### Selected text
+---+
# sand blasting



## zoidmk5 (Sep 17, 2006)

found some good cheap material to make my own sand blasting box with gloves and all, but am curious what kind of media to use? i will be blasting my intake manifolds, oil filter housing, accessories bracket, and a few other odds and ends. 
i had my cylinder glass beaded by a machine shop, but don't know if i should use that, aluminum oxide, or black beauty?


----------



## Northren vr6 (May 29, 2004)

*Re: sand blasting (zoidmk5)*

I'd think crushed glass would be best... cuts quick, yet doesn't chew through the good material.


----------



## zoidmk5 (Sep 17, 2006)

*Re: sand blasting (Northren vr6)*


_Quote, originally posted by *Northren vr6* »_I'd think crushed glass would be best... cuts quick, yet doesn't chew through the good material.

thats what i was thinking, but the place i am buying it from sells the media in 25lbs. buckets, so i don't want to buy 25lbs. of the wrong media


----------



## Canadian V-Dub (Feb 10, 2009)

I've always hear of glass beading to remove slight corrosion and clean up a surface. I doubt glass beading will hurt anything.
Aluminum oxide is one of the most abrasive media you can get.
Don't know what black beauty is.
I'd start on google, there's is bajillions of websites on everything. Google "sandblasting engine" and see what comes up.


----------



## where_2 (Jul 21, 2003)

*Re: sand blasting (zoidmk5)*

If you want to go with smaller quantities for different "small jobs", you can get media from Harbor Freight. They'll sell you a cheap cabinet too, but you wanted to fab your own... 
When you get this cabinet done, I want to come test it with my Girling 60 calipers...


----------



## MadKatt_44 (Aug 18, 2008)

don't laugh but my local supplier sells walnut chunk and believe it or not it works wonders on alu. and light rust on steel.


----------



## Canadian V-Dub (Feb 10, 2009)

*Re: (MadKatt_44)*


_Quote, originally posted by *MadKatt_44* »_don't laugh but my local supplier sells walnut chunk and believe it or not it works wonders on alu. and light rust on steel.

Yeah, it's a mild abrasive, works super well on really light, fine rust when you only want to take off really small amounts of material.


----------



## MadKatt_44 (Aug 18, 2008)

I never would have thought of walnuts for blasting but here i've seen stranger


----------



## Canadian V-Dub (Feb 10, 2009)

*Re: (MadKatt_44)*


_Quote, originally posted by *MadKatt_44* »_I never would have thought of walnuts for blasting but here i've seen stranger

Yep, they get used one thin stuff, or stuff that's sensitive, or softer metals, like aluminum or copper.


----------



## MadKatt_44 (Aug 18, 2008)

*Re: (Canadian V-Dub)*

yup and that's whats he's doing, as per my recommendation lol what next acorns?







good luck on the project man http://****************.com/smile/emthup.gif


----------



## randyvr6 (Aug 17, 1999)

*Re: (MadKatt_44)*

Walnuts is the only thing to use on engine parts, as the grit from otherr types can imbed in the metal potentially causing engine damage.


----------



## MadKatt_44 (Aug 18, 2008)

tru good thing to remeber http://****************.com/smile/emthup.gif


----------



## kw_killer (Aug 14, 2004)

Lol, for a multipurpose, I was going to recommend walnut as well, anything plastic or easily etchable, I would use it on.


----------
+---+
### Extracted material

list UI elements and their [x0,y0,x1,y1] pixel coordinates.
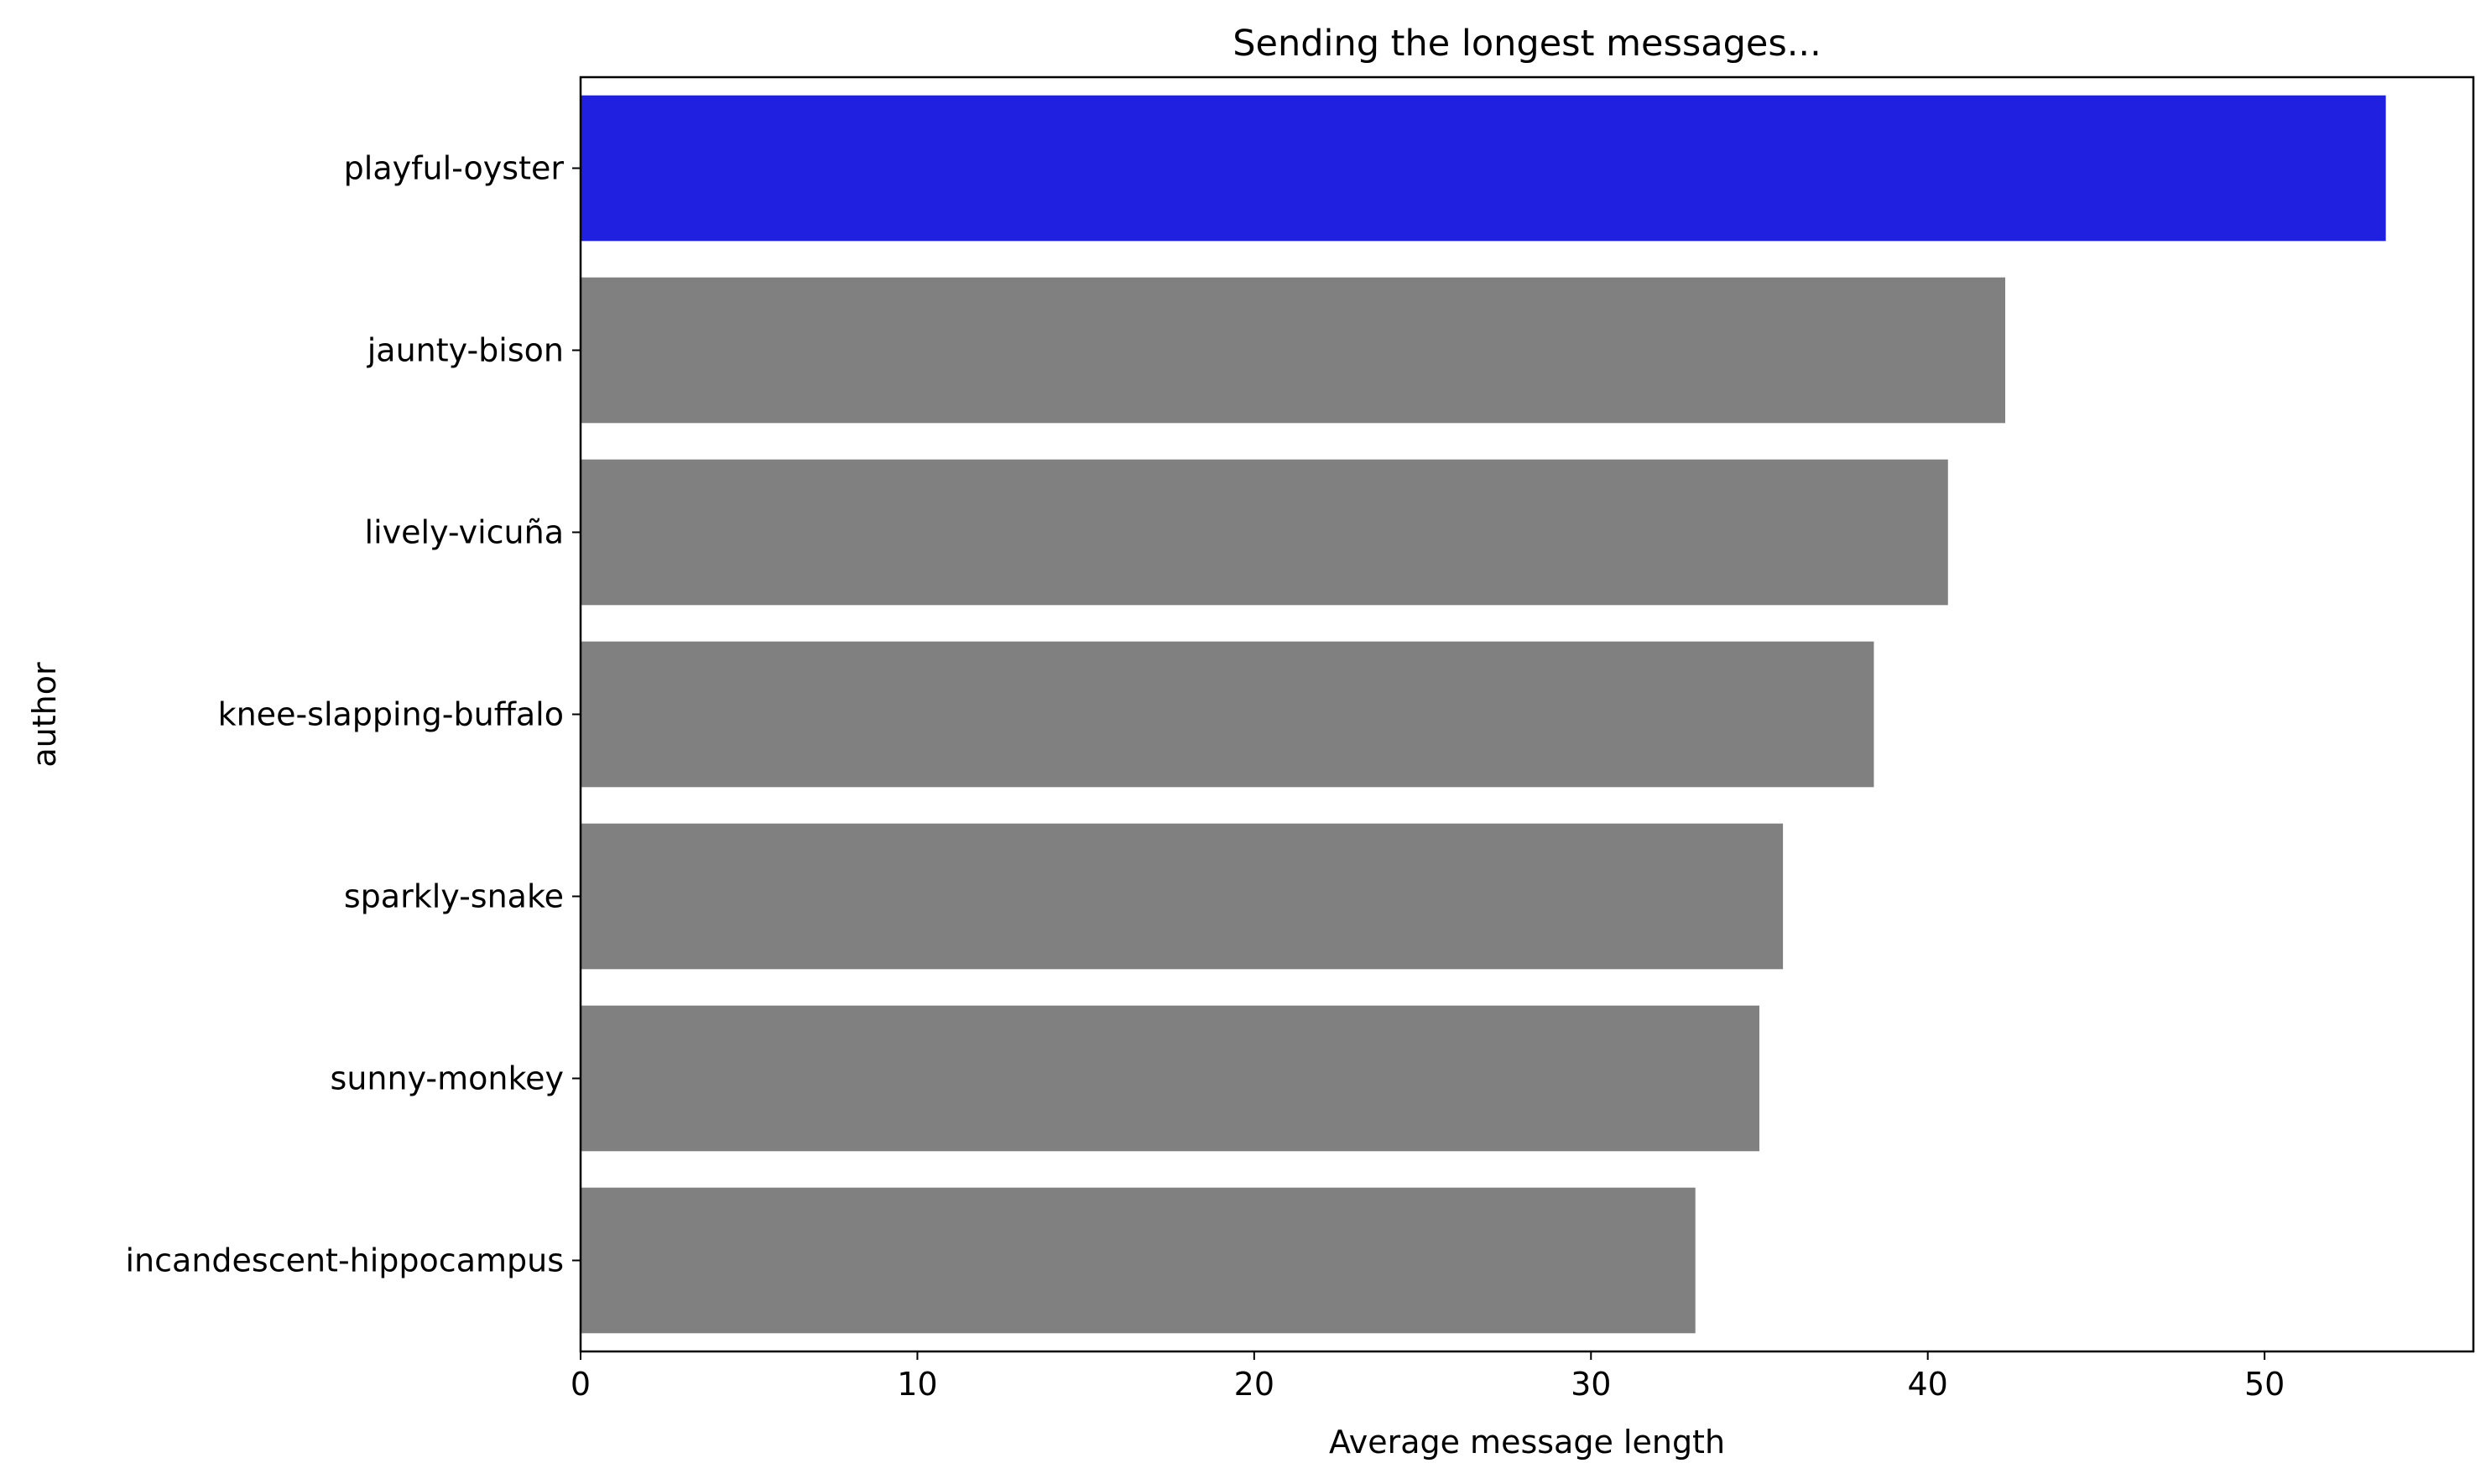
x-tick-label: 40 [1908,1366,1948,1403]
x-tick-label: 30 [1571,1366,1611,1403]
y-tick-label: lively-vicuña [365,514,564,551]
bar-4 [581,823,1784,970]
bar-2 [581,459,1948,606]
x-tick-label: 0 [571,1366,591,1403]
bar-6 [581,1187,1696,1334]
y-axis-label: author [26,662,63,768]
bars-group [581,95,2386,1334]
y-tick-label: sunny-monkey [331,1060,564,1097]
y-tick-label: jaunty-bison [367,332,564,369]
bar-5 [581,1005,1759,1152]
bar-0 [581,95,2386,242]
bar-1 [581,277,2006,424]
y-tick-label: sparkly-snake [344,878,564,915]
y-tick-label: playful-oyster [344,150,565,187]
x-axis-label: Average message length [1329,1424,1725,1461]
y-axis-ticks: playful-oyster jaunty-bison lively-vicuña k… [126,150,581,1279]
y-tick-label: knee-slapping-buffalo [218,696,564,733]
x-tick-label: 20 [1234,1366,1274,1403]
plot-frame [579,76,2475,1353]
chart-title: Sending the longest messages... [1232,23,1821,65]
x-tick-label: 50 [2244,1366,2285,1403]
x-tick-label: 10 [897,1366,937,1403]
y-tick-label: incandescent-hippocampus [126,1242,565,1279]
x-axis-ticks: 0 10 20 30 40 50 [571,1351,2285,1403]
bar-3 [581,641,1874,788]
+---+
### Job A
Check (i), (ii), and (iii) against the sand blasting thread. For each, answer yes or no and quote the words that settle it. (i) The original poster had a cylinder glass beaded by a machine shop. (ii) The place the original poster is buying from sells media in 10 lb bags. (iii) One reply calls aluminum oxide among the least abrasive media available.
### Job B
Reproduce everything in the sand blasting thread from "Don't know what" down to "(Jul 21, 2003)", with no changes.
The records play no part in what is asked here.

### Final answer A
(i) Yes: "i had my cylinder glass beaded by a machine shop"
(ii) No: "sells the media in 25lbs. buckets"
(iii) No: "Aluminum oxide is one of the most abrasive media you can get."

### Final answer B
Don't know what black beauty is.
I'd start on google, there's is bajillions of websites on everything. Google "sandblasting engine" and see what comes up.


----------



## where_2 (Jul 21, 2003)